Trabajo por hacer:
(1) Responde estas preguntas sobre el texto del herrero de Valle de Cabuérniga:
(a) ¿Dónde nació Agustín Aguirre Gómez y cuántos años tiene?
(b) ¿Qué subía a los 14 años y en qué localidad?
(c) Según él, ¿qué no va a haber para todos?
(2) Por favor, continúa el texto del herrero de Valle de Cabuérniga a partir de su última frase.

Texto proporcionado:
━━━━━━━━
Antes de desenfundar las manos y sacar el cuaderno, Agustín Aguirre Gómez ya ha dicho tres o cuatro veces que los oficios “se van a la mierda”. Su taller de Valle de Cabuérniga aún custodia el frío de la madrugada, aunque él asegura que esta humedad que palpita en todo el cuerpo no es tan exagerada. Luego va proclamando, sin pausa y con orgullo, que nació en Caranceja hace 57 años, que a los 14 años subía bombonas de butano por edificios de cuatro plantas en Cabezón de la Sal, que a la salida del colegio pintaba portillas y aprendía a soldar en un taller, que se casó en el ochenta y tantos y que poco después empezó a trabajar como herrero en el mismo local que la noche ha aterido. “Lo principal para que esto no se vaya a la mierda”, resuelve, “es que nos ayuden para meter a un chaval. Lo segundo es que la gente no quiere trabajar. Así de claro”.
—O quieren que haya trabajos más cómodos…
—Sí, pero no va a haber una oficina para todos: lo llevo diciendo toda una vida.
━━━━━━━━
Material proporcionado:
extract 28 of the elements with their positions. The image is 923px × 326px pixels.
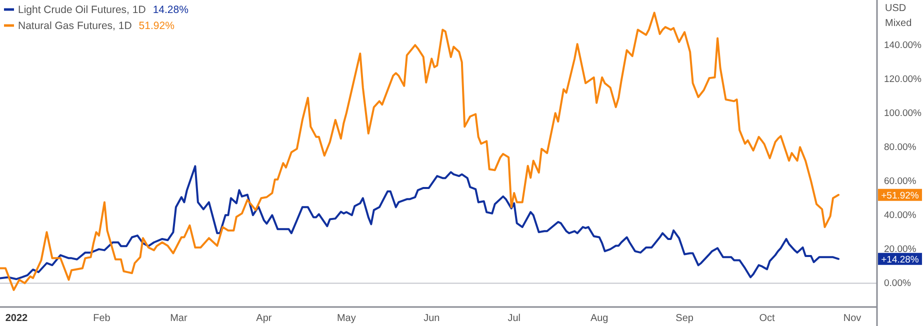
y-tick-label: 140.00% xyxy=(884,40,922,52)
line-series xyxy=(0,165,840,280)
legend-label: Natural Gas Futures, 1D xyxy=(18,20,132,32)
x-tick-label: Aug xyxy=(590,313,608,324)
x-tick-label: Oct xyxy=(759,313,776,324)
y-tick-label: 40.00% xyxy=(884,210,917,222)
x-tick-label: Sep xyxy=(676,313,694,324)
text: USD xyxy=(885,3,906,14)
x-tick-label: May xyxy=(336,313,356,324)
y-tick-label: 20.00% xyxy=(884,244,917,256)
x-tick-label: 2022 xyxy=(5,313,28,324)
text: +14.28% xyxy=(881,254,920,266)
x-tick-label: Jul xyxy=(508,313,520,324)
y-tick-label: 0.00% xyxy=(884,278,912,290)
x-tick-label: Jun xyxy=(424,313,440,324)
x-tick-label: Mar xyxy=(170,313,188,324)
annotation: 14.28% xyxy=(152,4,188,16)
legend-label: Light Crude Oil Futures, 1D xyxy=(18,4,146,16)
text: Mixed xyxy=(885,18,912,29)
x-tick-label: Nov xyxy=(843,313,862,324)
y-tick-label: 60.00% xyxy=(884,176,917,188)
y-tick-label: 120.00% xyxy=(884,74,922,86)
text: +51.92% xyxy=(881,190,920,202)
x-tick-label: Apr xyxy=(256,313,272,324)
y-tick-label: 80.00% xyxy=(884,142,917,154)
x-tick-label: Feb xyxy=(93,313,111,324)
annotation: 51.92% xyxy=(138,20,174,32)
y-tick-label: 100.00% xyxy=(884,108,922,120)
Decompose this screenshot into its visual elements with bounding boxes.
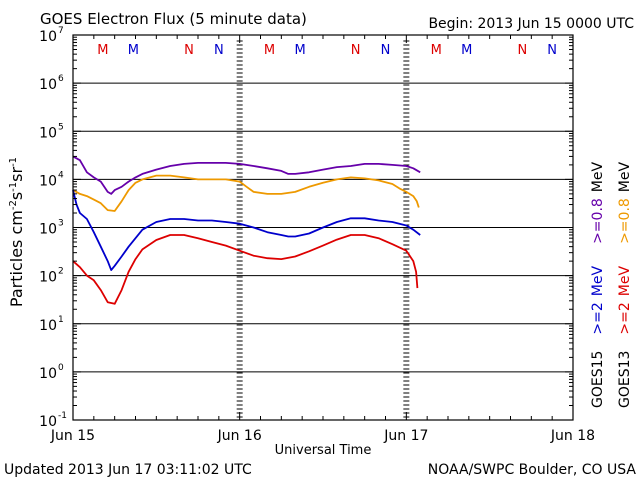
━━━━━━━━
Respuestas por tarea:
(1)
(a) Nació en Caranceja y tiene 57 años.
(b) Subía bombonas de butano por edificios de cuatro plantas en Cabezón de la Sal.
(c) No va a haber una oficina para todos.

(2)
Hay una novela, Toda una vida, en la que el protagonista le pide al patrón, en un valle de inviernos descarnados, trabajar más. Son los mismos valores que Agustín exhibe, desde sus primeras palabras, en este bonito valle cortado por el río Saja: sentencias que brotan de un hombre que dejó la escuela a los 15 años, ejerció mil labores y comenzó a absorber las enseñanzas de su suegro. Pero en la narración de Robert Seethaler también hay un momento en el que un viejo leñador muere en el campamento, y esa experiencia –esa parábola– traída a los pies del collado de La Canalona sacudió a Agustín.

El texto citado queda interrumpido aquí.